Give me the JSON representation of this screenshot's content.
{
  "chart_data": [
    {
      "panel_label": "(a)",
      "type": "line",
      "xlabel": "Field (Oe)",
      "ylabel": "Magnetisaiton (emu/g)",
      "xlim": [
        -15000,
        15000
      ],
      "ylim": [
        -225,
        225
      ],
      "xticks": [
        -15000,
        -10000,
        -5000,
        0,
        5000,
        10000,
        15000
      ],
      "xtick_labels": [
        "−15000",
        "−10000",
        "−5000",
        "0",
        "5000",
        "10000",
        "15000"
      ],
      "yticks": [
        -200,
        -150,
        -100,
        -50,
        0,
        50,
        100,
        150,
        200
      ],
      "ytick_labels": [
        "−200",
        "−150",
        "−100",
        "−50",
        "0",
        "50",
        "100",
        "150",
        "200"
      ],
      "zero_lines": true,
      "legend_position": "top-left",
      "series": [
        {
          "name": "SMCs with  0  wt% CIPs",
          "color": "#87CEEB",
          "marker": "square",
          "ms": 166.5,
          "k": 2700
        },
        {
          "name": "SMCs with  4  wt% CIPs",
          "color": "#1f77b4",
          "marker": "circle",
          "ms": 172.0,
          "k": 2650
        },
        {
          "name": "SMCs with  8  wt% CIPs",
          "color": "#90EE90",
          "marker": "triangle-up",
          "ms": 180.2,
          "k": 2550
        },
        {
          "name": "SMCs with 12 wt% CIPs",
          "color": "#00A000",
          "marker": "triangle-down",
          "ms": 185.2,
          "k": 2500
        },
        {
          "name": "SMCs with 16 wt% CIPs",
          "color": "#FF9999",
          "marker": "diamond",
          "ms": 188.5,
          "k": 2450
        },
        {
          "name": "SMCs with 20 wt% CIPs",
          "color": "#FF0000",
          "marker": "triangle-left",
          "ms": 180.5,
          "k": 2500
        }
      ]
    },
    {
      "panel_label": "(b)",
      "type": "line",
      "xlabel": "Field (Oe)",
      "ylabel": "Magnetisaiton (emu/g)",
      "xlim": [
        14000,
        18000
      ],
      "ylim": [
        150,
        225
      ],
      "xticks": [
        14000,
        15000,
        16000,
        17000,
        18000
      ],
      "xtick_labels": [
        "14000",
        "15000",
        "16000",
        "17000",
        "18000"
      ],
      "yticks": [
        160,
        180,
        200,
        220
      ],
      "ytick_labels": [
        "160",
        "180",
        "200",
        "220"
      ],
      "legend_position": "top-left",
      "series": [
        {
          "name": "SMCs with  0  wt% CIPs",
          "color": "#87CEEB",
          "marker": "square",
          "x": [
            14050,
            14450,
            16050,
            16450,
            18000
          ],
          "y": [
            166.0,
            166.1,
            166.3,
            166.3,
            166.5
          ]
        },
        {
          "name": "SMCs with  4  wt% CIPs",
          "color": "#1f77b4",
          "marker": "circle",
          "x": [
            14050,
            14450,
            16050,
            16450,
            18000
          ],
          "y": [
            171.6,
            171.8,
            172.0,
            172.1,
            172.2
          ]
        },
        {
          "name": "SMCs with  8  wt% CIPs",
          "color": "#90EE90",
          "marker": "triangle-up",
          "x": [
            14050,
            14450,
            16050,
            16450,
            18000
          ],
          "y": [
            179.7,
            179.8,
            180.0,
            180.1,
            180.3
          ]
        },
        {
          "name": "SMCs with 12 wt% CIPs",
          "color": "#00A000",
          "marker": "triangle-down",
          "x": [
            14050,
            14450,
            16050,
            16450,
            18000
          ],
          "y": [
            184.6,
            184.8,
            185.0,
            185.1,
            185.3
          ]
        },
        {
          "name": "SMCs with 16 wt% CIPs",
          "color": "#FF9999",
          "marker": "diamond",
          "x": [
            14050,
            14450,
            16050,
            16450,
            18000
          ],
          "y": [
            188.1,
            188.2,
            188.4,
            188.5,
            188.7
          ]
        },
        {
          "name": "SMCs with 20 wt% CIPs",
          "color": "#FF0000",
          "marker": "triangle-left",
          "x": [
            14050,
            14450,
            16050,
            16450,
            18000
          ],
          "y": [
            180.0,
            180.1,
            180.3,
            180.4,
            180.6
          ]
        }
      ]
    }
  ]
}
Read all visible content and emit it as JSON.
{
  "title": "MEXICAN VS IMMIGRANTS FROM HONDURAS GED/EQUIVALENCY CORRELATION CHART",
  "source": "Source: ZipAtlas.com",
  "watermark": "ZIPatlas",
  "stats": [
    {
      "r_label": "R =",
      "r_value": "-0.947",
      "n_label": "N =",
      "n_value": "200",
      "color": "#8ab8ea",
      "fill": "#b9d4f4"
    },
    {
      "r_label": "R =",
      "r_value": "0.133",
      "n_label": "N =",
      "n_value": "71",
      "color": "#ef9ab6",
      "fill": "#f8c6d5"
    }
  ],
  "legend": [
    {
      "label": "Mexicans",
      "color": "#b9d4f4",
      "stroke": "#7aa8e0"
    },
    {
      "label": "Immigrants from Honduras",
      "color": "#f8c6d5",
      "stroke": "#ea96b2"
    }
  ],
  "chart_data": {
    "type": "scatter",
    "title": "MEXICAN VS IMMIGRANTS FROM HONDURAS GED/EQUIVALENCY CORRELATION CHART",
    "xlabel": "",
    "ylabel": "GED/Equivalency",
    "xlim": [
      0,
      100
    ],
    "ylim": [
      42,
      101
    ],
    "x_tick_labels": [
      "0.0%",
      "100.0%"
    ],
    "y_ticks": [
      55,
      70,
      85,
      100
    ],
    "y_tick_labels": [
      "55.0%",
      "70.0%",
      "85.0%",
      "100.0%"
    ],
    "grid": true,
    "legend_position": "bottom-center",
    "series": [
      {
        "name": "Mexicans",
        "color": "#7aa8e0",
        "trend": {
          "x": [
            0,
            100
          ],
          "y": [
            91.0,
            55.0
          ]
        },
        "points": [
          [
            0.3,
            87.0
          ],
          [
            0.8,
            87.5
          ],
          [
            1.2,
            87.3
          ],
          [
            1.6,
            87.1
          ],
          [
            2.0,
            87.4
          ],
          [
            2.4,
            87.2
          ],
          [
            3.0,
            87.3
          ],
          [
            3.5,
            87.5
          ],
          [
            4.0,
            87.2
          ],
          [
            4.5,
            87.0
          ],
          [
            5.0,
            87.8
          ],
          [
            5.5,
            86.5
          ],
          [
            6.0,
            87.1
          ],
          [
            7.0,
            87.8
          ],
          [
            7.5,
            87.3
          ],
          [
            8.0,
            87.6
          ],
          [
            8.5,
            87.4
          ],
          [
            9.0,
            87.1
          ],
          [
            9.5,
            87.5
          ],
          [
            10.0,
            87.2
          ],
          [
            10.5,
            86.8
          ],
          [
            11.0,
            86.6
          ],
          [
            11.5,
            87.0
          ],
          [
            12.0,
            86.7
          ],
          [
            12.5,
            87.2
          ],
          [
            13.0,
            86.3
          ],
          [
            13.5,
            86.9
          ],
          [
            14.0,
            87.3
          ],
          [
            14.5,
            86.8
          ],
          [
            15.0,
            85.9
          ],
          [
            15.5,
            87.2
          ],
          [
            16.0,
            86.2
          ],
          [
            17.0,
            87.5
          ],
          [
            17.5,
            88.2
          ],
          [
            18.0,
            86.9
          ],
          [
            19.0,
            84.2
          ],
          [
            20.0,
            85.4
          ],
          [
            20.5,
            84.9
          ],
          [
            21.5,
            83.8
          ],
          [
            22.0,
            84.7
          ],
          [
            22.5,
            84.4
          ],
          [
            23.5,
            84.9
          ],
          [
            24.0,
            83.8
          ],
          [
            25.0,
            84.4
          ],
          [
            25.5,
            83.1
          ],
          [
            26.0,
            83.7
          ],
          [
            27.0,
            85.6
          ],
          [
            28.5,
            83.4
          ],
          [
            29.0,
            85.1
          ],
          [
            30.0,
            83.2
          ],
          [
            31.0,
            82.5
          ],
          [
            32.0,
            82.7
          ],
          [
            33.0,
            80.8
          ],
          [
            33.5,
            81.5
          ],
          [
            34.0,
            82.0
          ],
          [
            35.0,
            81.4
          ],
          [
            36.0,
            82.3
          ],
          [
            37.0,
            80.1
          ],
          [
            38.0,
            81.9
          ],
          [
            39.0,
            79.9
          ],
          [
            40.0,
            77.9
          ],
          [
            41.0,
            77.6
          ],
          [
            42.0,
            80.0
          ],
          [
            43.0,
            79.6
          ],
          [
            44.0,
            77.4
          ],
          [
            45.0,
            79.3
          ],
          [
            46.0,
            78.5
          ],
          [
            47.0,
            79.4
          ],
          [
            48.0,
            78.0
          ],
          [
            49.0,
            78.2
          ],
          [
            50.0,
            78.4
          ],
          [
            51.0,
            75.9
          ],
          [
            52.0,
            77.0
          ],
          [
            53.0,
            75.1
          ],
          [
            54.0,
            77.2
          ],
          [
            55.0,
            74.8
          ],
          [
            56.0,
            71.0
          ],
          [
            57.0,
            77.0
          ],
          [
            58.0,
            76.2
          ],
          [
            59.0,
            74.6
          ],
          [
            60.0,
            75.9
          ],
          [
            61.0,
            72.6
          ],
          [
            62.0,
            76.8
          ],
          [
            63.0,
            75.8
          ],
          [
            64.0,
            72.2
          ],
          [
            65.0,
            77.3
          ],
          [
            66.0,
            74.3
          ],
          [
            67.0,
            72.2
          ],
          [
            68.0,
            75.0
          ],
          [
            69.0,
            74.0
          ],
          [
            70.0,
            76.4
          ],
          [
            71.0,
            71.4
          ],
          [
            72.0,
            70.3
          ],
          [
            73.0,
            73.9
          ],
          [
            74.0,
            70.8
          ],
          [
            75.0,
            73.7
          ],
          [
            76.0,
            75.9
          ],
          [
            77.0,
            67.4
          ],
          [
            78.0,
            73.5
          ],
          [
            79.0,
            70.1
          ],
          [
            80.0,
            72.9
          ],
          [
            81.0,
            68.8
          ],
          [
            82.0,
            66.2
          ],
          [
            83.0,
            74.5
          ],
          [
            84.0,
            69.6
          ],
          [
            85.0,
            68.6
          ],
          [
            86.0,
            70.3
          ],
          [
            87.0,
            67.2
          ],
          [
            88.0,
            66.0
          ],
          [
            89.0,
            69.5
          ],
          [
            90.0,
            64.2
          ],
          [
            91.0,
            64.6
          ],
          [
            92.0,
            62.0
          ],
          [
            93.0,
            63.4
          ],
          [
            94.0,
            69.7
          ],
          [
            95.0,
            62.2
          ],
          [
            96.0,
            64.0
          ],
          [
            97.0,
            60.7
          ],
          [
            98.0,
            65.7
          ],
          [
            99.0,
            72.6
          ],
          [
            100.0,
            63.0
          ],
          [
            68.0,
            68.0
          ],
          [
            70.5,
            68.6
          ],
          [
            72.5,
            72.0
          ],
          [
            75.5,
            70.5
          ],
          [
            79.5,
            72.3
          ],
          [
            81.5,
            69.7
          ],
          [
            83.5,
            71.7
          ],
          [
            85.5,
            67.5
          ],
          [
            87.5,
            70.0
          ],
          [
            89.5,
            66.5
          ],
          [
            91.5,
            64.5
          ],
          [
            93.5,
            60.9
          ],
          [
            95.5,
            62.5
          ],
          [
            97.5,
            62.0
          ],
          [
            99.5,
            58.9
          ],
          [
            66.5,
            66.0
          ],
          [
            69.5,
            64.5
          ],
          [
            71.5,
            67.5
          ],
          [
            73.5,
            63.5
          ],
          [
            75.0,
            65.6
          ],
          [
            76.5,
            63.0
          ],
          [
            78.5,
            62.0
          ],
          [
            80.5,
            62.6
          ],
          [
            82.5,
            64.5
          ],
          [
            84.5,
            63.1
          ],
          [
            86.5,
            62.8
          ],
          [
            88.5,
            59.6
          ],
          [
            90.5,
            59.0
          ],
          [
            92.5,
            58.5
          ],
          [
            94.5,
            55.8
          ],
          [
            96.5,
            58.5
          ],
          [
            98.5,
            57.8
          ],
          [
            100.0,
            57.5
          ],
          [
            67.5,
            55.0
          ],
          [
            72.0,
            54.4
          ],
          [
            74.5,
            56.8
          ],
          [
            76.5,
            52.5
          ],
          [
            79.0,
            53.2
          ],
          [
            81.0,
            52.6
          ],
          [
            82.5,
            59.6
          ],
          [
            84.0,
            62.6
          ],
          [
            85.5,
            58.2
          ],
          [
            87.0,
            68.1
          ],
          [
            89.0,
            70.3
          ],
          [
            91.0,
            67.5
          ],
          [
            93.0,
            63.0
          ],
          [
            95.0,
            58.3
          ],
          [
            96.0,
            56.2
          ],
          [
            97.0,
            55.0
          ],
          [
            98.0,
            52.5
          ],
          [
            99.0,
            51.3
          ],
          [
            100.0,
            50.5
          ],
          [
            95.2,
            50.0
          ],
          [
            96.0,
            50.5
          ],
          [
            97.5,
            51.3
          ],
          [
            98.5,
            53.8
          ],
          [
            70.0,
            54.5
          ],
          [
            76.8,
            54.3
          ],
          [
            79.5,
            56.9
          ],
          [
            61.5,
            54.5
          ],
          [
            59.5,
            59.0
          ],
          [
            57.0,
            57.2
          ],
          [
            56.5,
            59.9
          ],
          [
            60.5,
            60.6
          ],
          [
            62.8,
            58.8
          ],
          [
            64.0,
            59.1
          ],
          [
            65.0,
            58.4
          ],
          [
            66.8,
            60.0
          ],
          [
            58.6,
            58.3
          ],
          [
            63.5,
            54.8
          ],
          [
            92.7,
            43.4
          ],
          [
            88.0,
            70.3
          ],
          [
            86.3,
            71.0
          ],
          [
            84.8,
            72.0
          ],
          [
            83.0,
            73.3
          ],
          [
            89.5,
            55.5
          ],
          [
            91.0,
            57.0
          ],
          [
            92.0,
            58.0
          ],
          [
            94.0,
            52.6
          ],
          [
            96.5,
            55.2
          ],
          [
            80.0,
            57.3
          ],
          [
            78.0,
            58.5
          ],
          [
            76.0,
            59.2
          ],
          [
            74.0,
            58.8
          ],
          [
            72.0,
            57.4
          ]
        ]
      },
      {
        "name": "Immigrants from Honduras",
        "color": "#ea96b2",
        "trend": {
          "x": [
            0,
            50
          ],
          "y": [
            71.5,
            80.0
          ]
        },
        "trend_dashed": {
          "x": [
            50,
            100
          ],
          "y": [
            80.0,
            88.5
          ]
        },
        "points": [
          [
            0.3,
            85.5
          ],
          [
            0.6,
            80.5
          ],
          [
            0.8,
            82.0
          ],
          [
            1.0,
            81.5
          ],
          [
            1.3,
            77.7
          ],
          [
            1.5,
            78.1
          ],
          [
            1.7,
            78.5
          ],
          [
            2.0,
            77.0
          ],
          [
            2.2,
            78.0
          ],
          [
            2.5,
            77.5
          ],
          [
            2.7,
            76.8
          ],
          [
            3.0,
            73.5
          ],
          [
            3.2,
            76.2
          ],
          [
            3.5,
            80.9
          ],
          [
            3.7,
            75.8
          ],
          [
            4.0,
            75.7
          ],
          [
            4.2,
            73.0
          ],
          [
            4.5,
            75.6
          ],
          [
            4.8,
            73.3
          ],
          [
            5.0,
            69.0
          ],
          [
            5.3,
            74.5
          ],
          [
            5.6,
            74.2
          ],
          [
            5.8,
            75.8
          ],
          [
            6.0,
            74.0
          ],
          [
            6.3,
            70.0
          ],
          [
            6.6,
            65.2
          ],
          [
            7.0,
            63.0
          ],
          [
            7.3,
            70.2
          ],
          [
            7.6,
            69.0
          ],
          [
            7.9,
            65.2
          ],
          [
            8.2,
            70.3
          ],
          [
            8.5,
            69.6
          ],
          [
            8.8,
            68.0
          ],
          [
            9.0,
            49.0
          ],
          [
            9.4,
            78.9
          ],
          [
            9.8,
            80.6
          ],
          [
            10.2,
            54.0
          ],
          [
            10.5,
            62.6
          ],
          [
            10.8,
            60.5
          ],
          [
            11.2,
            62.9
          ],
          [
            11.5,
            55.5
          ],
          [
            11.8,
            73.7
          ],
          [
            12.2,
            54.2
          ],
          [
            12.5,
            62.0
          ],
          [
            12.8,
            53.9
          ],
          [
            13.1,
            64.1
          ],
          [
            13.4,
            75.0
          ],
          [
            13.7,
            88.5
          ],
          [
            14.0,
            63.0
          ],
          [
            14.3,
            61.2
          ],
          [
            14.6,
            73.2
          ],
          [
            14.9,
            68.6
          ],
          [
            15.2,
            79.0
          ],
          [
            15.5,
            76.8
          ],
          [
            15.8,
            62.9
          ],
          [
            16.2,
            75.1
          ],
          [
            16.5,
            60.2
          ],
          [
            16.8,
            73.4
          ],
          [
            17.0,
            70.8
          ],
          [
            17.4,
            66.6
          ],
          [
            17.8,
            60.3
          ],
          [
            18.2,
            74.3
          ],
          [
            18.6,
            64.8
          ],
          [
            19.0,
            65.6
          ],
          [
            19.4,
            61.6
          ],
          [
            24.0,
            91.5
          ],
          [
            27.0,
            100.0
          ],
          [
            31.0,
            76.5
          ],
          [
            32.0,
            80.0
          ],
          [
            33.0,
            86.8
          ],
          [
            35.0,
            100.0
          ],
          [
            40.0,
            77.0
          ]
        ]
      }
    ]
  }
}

### [What you will do]
Pull out all lines from the entries above in which the word "content" appears.

### [Task response]
Give me the JSON representation of this screenshot's content.
Read all visible content and emit it as JSON.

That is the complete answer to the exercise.